Output all lines exactly, with nothing added or dropped.
━━━━━ Extracted records
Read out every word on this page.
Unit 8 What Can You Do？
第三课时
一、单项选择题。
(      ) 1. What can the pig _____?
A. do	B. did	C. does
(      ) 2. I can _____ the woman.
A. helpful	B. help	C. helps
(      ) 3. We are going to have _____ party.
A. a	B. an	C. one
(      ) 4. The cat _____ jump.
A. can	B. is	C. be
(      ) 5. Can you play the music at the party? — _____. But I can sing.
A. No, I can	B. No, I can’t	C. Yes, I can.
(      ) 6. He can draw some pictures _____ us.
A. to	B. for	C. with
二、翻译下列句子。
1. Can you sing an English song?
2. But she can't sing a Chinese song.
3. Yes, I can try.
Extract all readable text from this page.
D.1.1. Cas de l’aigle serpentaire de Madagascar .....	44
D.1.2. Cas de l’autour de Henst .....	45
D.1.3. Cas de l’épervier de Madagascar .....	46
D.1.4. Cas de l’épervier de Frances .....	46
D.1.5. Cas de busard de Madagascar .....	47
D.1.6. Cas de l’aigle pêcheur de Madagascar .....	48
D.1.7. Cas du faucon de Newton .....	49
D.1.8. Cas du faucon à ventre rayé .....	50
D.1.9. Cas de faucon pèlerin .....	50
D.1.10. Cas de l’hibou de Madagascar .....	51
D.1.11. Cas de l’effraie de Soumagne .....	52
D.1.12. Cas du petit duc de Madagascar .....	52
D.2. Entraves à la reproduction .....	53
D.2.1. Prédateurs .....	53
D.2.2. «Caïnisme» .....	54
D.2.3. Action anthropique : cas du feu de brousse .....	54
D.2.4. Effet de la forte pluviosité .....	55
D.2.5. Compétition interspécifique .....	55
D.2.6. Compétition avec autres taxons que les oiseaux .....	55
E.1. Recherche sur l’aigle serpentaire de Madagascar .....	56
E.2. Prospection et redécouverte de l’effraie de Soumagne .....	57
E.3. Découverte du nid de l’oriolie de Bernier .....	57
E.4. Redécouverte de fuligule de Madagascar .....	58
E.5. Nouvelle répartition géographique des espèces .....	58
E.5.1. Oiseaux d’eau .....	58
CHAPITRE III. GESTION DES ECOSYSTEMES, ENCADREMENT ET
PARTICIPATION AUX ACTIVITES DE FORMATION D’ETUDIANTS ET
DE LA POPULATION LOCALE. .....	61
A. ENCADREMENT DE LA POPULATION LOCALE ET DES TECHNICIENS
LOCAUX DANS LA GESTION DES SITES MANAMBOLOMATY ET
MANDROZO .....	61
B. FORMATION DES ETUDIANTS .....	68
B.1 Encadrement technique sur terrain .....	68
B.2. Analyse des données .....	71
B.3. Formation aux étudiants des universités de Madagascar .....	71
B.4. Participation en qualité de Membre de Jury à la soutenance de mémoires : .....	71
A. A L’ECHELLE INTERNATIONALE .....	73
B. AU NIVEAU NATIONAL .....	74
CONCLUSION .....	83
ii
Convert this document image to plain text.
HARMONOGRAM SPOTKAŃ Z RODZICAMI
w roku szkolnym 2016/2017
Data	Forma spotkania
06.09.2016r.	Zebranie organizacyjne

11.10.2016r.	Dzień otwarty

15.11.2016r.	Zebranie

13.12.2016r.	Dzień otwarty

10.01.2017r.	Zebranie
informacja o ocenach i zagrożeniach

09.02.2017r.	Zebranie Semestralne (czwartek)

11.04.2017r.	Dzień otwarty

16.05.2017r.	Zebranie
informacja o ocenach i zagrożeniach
━━━━━━━━━━
Result of this exercise:
Read out every word on this page.
Unit 8 What Can You Do？
第三课时
一、单项选择题。
(      ) 1. What can the pig _____?
A. do	B. did	C. does
(      ) 2. I can _____ the woman.
A. helpful	B. help	C. helps
(      ) 3. We are going to have _____ party.
A. a	B. an	C. one
(      ) 4. The cat _____ jump.
A. can	B. is	C. be
(      ) 5. Can you play the music at the party? — _____. But I can sing.
A. No, I can	B. No, I can’t	C. Yes, I can.
(      ) 6. He can draw some pictures _____ us.
A. to	B. for	C. with
二、翻译下列句子。
1. Can you sing an English song?
2. But she can't sing a Chinese song.
3. Yes, I can try.
Extract all readable text from this page.
D.1.1. Cas de l’aigle serpentaire de Madagascar .....	44
D.1.2. Cas de l’autour de Henst .....	45
D.1.3. Cas de l’épervier de Madagascar .....	46
D.1.4. Cas de l’épervier de Frances .....	46
D.1.5. Cas de busard de Madagascar .....	47
D.1.6. Cas de l’aigle pêcheur de Madagascar .....	48
D.1.7. Cas du faucon de Newton .....	49
D.1.8. Cas du faucon à ventre rayé .....	50
D.1.9. Cas de faucon pèlerin .....	50
D.1.10. Cas de l’hibou de Madagascar .....	51
D.1.11. Cas de l’effraie de Soumagne .....	52
D.1.12. Cas du petit duc de Madagascar .....	52
D.2. Entraves à la reproduction .....	53
D.2.1. Prédateurs .....	53
D.2.2. «Caïnisme» .....	54
D.2.3. Action anthropique : cas du feu de brousse .....	54
D.2.4. Effet de la forte pluviosité .....	55
D.2.5. Compétition interspécifique .....	55
D.2.6. Compétition avec autres taxons que les oiseaux .....	55
E.1. Recherche sur l’aigle serpentaire de Madagascar .....	56
E.2. Prospection et redécouverte de l’effraie de Soumagne .....	57
E.3. Découverte du nid de l’oriolie de Bernier .....	57
E.4. Redécouverte de fuligule de Madagascar .....	58
E.5. Nouvelle répartition géographique des espèces .....	58
E.5.1. Oiseaux d’eau .....	58
CHAPITRE III. GESTION DES ECOSYSTEMES, ENCADREMENT ET
PARTICIPATION AUX ACTIVITES DE FORMATION D’ETUDIANTS ET
DE LA POPULATION LOCALE. .....	61
A. ENCADREMENT DE LA POPULATION LOCALE ET DES TECHNICIENS
LOCAUX DANS LA GESTION DES SITES MANAMBOLOMATY ET
MANDROZO .....	61
B. FORMATION DES ETUDIANTS .....	68
B.1 Encadrement technique sur terrain .....	68
B.2. Analyse des données .....	71
B.3. Formation aux étudiants des universités de Madagascar .....	71
B.4. Participation en qualité de Membre de Jury à la soutenance de mémoires : .....	71
A. A L’ECHELLE INTERNATIONALE .....	73
B. AU NIVEAU NATIONAL .....	74
CONCLUSION .....	83
ii
Convert this document image to plain text.
HARMONOGRAM SPOTKAŃ Z RODZICAMI
w roku szkolnym 2016/2017
Data	Forma spotkania
06.09.2016r.	Zebranie organizacyjne

11.10.2016r.	Dzień otwarty

15.11.2016r.	Zebranie

13.12.2016r.	Dzień otwarty

10.01.2017r.	Zebranie
informacja o ocenach i zagrożeniach

09.02.2017r.	Zebranie Semestralne (czwartek)

11.04.2017r.	Dzień otwarty

16.05.2017r.	Zebranie
informacja o ocenach i zagrożeniach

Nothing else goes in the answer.